(begin)

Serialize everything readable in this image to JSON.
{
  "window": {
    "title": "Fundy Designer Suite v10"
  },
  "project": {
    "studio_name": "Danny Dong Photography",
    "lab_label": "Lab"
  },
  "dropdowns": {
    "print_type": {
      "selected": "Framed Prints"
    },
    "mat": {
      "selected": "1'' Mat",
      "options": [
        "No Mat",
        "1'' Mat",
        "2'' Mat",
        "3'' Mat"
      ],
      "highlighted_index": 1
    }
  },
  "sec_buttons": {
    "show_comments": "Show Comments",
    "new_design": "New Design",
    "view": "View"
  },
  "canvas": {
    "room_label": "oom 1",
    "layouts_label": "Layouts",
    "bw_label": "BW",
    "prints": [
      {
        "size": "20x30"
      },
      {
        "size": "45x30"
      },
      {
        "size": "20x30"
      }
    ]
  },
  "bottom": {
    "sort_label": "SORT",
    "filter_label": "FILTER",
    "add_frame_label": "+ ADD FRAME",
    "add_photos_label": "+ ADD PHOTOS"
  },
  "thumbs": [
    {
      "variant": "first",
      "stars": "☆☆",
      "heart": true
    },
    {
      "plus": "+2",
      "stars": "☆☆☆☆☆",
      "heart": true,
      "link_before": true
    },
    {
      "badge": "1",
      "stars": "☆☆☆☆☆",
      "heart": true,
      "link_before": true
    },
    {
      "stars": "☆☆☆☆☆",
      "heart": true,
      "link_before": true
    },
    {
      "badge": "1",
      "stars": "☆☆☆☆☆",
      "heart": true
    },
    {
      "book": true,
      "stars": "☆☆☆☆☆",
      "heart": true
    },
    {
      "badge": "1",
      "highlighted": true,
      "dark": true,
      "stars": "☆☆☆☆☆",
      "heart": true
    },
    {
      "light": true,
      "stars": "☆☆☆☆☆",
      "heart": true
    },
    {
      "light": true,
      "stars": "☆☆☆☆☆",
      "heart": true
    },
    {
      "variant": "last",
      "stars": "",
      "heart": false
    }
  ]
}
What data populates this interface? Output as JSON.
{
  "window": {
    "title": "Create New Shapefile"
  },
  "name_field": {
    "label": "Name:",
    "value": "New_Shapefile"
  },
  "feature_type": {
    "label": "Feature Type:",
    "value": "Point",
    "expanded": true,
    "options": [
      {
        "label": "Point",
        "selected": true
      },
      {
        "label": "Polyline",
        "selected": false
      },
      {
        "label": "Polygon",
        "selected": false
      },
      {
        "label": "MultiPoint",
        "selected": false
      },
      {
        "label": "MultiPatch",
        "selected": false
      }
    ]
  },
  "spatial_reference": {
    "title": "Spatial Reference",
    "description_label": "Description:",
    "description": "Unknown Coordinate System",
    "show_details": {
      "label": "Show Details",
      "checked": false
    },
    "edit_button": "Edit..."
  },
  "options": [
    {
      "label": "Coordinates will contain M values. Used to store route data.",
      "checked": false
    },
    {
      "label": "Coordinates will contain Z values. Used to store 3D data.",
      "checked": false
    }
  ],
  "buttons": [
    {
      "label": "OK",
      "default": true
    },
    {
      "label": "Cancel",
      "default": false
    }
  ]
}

(end)

- _Work to be completed_:
Write every record out again, unaltered.

- _Exercise solution_:
Serialize everything readable in this image to JSON.
{
  "window": {
    "title": "Fundy Designer Suite v10"
  },
  "project": {
    "studio_name": "Danny Dong Photography",
    "lab_label": "Lab"
  },
  "dropdowns": {
    "print_type": {
      "selected": "Framed Prints"
    },
    "mat": {
      "selected": "1'' Mat",
      "options": [
        "No Mat",
        "1'' Mat",
        "2'' Mat",
        "3'' Mat"
      ],
      "highlighted_index": 1
    }
  },
  "sec_buttons": {
    "show_comments": "Show Comments",
    "new_design": "New Design",
    "view": "View"
  },
  "canvas": {
    "room_label": "oom 1",
    "layouts_label": "Layouts",
    "bw_label": "BW",
    "prints": [
      {
        "size": "20x30"
      },
      {
        "size": "45x30"
      },
      {
        "size": "20x30"
      }
    ]
  },
  "bottom": {
    "sort_label": "SORT",
    "filter_label": "FILTER",
    "add_frame_label": "+ ADD FRAME",
    "add_photos_label": "+ ADD PHOTOS"
  },
  "thumbs": [
    {
      "variant": "first",
      "stars": "☆☆",
      "heart": true
    },
    {
      "plus": "+2",
      "stars": "☆☆☆☆☆",
      "heart": true,
      "link_before": true
    },
    {
      "badge": "1",
      "stars": "☆☆☆☆☆",
      "heart": true,
      "link_before": true
    },
    {
      "stars": "☆☆☆☆☆",
      "heart": true,
      "link_before": true
    },
    {
      "badge": "1",
      "stars": "☆☆☆☆☆",
      "heart": true
    },
    {
      "book": true,
      "stars": "☆☆☆☆☆",
      "heart": true
    },
    {
      "badge": "1",
      "highlighted": true,
      "dark": true,
      "stars": "☆☆☆☆☆",
      "heart": true
    },
    {
      "light": true,
      "stars": "☆☆☆☆☆",
      "heart": true
    },
    {
      "light": true,
      "stars": "☆☆☆☆☆",
      "heart": true
    },
    {
      "variant": "last",
      "stars": "",
      "heart": false
    }
  ]
}
What data populates this interface? Output as JSON.
{
  "window": {
    "title": "Create New Shapefile"
  },
  "name_field": {
    "label": "Name:",
    "value": "New_Shapefile"
  },
  "feature_type": {
    "label": "Feature Type:",
    "value": "Point",
    "expanded": true,
    "options": [
      {
        "label": "Point",
        "selected": true
      },
      {
        "label": "Polyline",
        "selected": false
      },
      {
        "label": "Polygon",
        "selected": false
      },
      {
        "label": "MultiPoint",
        "selected": false
      },
      {
        "label": "MultiPatch",
        "selected": false
      }
    ]
  },
  "spatial_reference": {
    "title": "Spatial Reference",
    "description_label": "Description:",
    "description": "Unknown Coordinate System",
    "show_details": {
      "label": "Show Details",
      "checked": false
    },
    "edit_button": "Edit..."
  },
  "options": [
    {
      "label": "Coordinates will contain M values. Used to store route data.",
      "checked": false
    },
    {
      "label": "Coordinates will contain Z values. Used to store 3D data.",
      "checked": false
    }
  ],
  "buttons": [
    {
      "label": "OK",
      "default": true
    },
    {
      "label": "Cancel",
      "default": false
    }
  ]
}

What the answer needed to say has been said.